#### MATERIAL FOR THE TASK
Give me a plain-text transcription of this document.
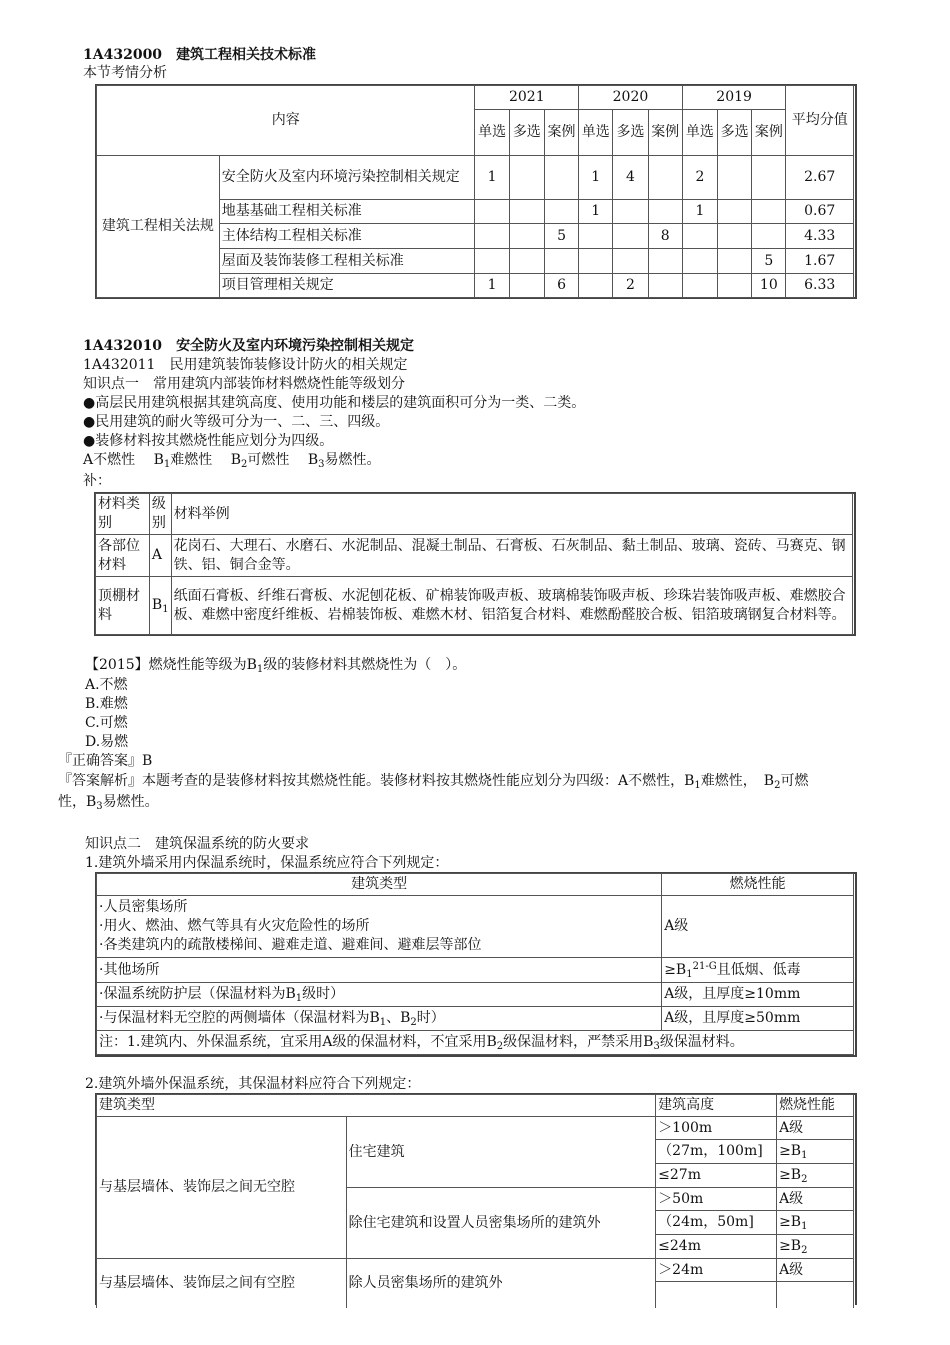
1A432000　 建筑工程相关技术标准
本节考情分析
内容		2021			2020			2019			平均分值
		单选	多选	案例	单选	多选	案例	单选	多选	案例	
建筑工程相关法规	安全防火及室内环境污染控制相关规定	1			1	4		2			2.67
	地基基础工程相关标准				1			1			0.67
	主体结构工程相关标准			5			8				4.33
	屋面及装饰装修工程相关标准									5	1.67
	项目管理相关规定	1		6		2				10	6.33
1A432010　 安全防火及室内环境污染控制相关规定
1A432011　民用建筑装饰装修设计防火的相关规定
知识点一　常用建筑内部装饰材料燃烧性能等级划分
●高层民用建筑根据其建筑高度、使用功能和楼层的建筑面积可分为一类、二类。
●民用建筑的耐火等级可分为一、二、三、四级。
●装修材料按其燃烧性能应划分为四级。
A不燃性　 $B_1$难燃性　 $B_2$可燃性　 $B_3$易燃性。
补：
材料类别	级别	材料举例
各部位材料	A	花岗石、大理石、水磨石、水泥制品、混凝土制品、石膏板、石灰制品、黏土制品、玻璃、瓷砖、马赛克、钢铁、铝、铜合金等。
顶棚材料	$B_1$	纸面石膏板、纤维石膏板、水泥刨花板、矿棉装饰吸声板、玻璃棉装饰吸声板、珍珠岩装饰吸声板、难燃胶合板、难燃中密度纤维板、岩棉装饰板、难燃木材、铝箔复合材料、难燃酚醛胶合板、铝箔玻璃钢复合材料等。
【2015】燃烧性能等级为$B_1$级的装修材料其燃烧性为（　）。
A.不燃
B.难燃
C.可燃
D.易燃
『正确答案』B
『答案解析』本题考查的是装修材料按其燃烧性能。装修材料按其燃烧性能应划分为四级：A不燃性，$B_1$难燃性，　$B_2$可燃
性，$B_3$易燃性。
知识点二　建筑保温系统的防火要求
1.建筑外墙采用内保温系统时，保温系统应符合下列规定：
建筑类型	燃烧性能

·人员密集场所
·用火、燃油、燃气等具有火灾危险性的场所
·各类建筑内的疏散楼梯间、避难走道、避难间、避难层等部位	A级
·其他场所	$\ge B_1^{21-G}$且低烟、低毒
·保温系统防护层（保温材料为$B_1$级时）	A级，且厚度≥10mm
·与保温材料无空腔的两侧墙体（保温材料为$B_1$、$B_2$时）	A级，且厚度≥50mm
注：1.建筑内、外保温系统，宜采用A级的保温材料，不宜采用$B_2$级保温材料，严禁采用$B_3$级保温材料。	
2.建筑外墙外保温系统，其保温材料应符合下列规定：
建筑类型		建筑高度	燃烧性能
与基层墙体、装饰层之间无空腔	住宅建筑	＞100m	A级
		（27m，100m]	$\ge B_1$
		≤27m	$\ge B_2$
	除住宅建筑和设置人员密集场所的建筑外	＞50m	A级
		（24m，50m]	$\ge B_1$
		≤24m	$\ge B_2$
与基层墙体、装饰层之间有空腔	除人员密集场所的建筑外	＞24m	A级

#### WORK TO BE COMPLETED
Repeat verbatim all the material, but not the pictures.

#### SOLUTION FOR THIS PROBLEM
Give me a plain-text transcription of this document.
1A432000　 建筑工程相关技术标准
本节考情分析
内容		2021			2020			2019			平均分值
		单选	多选	案例	单选	多选	案例	单选	多选	案例	
建筑工程相关法规	安全防火及室内环境污染控制相关规定	1			1	4		2			2.67
	地基基础工程相关标准				1			1			0.67
	主体结构工程相关标准			5			8				4.33
	屋面及装饰装修工程相关标准									5	1.67
	项目管理相关规定	1		6		2				10	6.33
1A432010　 安全防火及室内环境污染控制相关规定
1A432011　民用建筑装饰装修设计防火的相关规定
知识点一　常用建筑内部装饰材料燃烧性能等级划分
●高层民用建筑根据其建筑高度、使用功能和楼层的建筑面积可分为一类、二类。
●民用建筑的耐火等级可分为一、二、三、四级。
●装修材料按其燃烧性能应划分为四级。
A不燃性　 $B_1$难燃性　 $B_2$可燃性　 $B_3$易燃性。
补：
材料类别	级别	材料举例
各部位材料	A	花岗石、大理石、水磨石、水泥制品、混凝土制品、石膏板、石灰制品、黏土制品、玻璃、瓷砖、马赛克、钢铁、铝、铜合金等。
顶棚材料	$B_1$	纸面石膏板、纤维石膏板、水泥刨花板、矿棉装饰吸声板、玻璃棉装饰吸声板、珍珠岩装饰吸声板、难燃胶合板、难燃中密度纤维板、岩棉装饰板、难燃木材、铝箔复合材料、难燃酚醛胶合板、铝箔玻璃钢复合材料等。
【2015】燃烧性能等级为$B_1$级的装修材料其燃烧性为（　）。
A.不燃
B.难燃
C.可燃
D.易燃
『正确答案』B
『答案解析』本题考查的是装修材料按其燃烧性能。装修材料按其燃烧性能应划分为四级：A不燃性，$B_1$难燃性，　$B_2$可燃
性，$B_3$易燃性。
知识点二　建筑保温系统的防火要求
1.建筑外墙采用内保温系统时，保温系统应符合下列规定：
建筑类型	燃烧性能

·人员密集场所
·用火、燃油、燃气等具有火灾危险性的场所
·各类建筑内的疏散楼梯间、避难走道、避难间、避难层等部位	A级
·其他场所	$\ge B_1^{21-G}$且低烟、低毒
·保温系统防护层（保温材料为$B_1$级时）	A级，且厚度≥10mm
·与保温材料无空腔的两侧墙体（保温材料为$B_1$、$B_2$时）	A级，且厚度≥50mm
注：1.建筑内、外保温系统，宜采用A级的保温材料，不宜采用$B_2$级保温材料，严禁采用$B_3$级保温材料。	
2.建筑外墙外保温系统，其保温材料应符合下列规定：
建筑类型		建筑高度	燃烧性能
与基层墙体、装饰层之间无空腔	住宅建筑	＞100m	A级
		（27m，100m]	$\ge B_1$
		≤27m	$\ge B_2$
	除住宅建筑和设置人员密集场所的建筑外	＞50m	A级
		（24m，50m]	$\ge B_1$
		≤24m	$\ge B_2$
与基层墙体、装饰层之间有空腔	除人员密集场所的建筑外	＞24m	A级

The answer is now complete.